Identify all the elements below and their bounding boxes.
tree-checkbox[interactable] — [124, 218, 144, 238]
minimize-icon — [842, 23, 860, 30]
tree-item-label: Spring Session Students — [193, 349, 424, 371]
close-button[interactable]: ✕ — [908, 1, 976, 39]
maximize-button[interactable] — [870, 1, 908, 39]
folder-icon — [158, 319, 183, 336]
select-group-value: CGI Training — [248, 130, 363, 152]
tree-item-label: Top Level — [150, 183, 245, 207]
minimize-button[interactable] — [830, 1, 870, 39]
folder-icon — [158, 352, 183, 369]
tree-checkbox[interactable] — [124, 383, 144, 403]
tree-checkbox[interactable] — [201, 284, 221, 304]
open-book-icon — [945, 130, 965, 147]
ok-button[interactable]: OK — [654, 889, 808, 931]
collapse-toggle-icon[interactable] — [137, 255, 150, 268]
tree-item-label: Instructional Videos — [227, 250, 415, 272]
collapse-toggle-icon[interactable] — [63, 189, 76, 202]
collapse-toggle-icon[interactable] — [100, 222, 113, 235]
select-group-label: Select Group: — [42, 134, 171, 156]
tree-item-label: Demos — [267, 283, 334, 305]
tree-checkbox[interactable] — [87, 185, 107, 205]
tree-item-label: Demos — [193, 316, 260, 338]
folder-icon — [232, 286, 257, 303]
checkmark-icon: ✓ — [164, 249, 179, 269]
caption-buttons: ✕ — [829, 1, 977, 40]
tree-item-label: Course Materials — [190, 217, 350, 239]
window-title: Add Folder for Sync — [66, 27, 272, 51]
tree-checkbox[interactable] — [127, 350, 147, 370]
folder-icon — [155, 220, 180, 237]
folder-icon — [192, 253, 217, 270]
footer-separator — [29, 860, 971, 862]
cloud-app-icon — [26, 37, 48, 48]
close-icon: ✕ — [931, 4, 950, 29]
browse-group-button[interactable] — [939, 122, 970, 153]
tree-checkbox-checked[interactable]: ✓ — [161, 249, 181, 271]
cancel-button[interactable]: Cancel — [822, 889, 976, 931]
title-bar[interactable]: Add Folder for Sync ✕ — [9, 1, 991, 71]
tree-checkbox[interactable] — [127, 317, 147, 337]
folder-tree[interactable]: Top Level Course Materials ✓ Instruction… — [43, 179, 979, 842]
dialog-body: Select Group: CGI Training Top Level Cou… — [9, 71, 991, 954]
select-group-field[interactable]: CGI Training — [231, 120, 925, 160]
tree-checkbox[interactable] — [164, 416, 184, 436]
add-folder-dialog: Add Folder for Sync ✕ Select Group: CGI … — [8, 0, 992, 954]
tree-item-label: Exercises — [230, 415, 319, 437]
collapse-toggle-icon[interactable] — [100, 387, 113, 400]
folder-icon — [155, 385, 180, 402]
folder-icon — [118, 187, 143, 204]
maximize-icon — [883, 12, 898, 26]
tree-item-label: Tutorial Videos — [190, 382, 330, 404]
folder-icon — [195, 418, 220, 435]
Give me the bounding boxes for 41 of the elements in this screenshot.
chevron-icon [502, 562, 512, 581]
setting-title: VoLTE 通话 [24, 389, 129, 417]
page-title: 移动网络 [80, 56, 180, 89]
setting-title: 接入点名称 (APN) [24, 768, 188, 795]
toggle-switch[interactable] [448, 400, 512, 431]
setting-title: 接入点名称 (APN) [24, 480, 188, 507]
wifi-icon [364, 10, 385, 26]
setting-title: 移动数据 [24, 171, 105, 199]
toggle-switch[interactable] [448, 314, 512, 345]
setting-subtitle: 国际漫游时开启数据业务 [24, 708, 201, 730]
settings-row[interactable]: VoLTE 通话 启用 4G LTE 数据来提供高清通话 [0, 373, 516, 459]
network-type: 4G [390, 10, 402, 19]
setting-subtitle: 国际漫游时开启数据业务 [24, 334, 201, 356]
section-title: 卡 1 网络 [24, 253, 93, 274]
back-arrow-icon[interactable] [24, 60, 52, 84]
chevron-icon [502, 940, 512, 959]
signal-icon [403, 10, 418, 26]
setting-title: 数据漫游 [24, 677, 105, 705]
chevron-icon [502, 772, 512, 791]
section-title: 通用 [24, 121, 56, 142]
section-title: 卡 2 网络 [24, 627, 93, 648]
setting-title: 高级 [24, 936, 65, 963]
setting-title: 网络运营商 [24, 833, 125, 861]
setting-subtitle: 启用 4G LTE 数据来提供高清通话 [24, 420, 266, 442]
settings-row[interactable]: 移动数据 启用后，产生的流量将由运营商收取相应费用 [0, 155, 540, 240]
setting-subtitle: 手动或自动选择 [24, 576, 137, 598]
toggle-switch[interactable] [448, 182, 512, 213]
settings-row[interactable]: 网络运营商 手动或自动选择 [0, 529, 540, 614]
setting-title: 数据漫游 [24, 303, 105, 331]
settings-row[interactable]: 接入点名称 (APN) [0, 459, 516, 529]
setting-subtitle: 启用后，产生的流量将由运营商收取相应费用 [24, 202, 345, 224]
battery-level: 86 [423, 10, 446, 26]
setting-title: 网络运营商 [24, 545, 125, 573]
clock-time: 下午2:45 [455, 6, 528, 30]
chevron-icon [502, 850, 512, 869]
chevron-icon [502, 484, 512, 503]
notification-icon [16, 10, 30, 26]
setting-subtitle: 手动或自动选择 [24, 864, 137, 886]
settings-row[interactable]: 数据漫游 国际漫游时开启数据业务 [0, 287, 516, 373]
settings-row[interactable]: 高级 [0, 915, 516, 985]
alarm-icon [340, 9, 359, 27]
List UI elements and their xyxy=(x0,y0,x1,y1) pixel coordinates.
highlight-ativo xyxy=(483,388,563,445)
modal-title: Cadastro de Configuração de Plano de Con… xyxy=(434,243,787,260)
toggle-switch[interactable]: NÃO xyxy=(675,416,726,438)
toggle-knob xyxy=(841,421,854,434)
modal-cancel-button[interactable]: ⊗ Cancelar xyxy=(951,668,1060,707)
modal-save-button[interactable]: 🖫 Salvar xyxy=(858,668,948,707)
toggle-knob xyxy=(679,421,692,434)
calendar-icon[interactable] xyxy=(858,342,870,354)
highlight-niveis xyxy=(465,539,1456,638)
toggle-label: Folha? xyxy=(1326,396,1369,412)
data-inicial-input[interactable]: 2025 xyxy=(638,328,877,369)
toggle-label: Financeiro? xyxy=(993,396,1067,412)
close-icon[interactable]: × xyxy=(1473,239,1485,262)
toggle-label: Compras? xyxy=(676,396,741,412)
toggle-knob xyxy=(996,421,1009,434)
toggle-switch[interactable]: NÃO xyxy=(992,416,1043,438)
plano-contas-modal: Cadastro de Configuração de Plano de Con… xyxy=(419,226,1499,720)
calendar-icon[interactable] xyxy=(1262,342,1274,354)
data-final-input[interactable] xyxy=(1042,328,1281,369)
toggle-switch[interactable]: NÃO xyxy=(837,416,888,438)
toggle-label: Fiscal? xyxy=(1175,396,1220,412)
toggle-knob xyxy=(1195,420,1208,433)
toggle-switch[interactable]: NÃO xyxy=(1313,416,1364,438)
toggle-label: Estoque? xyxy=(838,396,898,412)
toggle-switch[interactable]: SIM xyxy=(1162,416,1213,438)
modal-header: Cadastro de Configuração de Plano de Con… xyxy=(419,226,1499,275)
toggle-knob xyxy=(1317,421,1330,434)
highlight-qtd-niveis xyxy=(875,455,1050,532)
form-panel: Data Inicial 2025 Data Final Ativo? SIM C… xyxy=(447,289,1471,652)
----------
**To be done**
List every line in the entries above that contains the word "Videos".

**Worked solution**
tree-item-label: Instructional Videos — [227, 250, 415, 272]
tree-item-label: Tutorial Videos — [190, 382, 330, 404]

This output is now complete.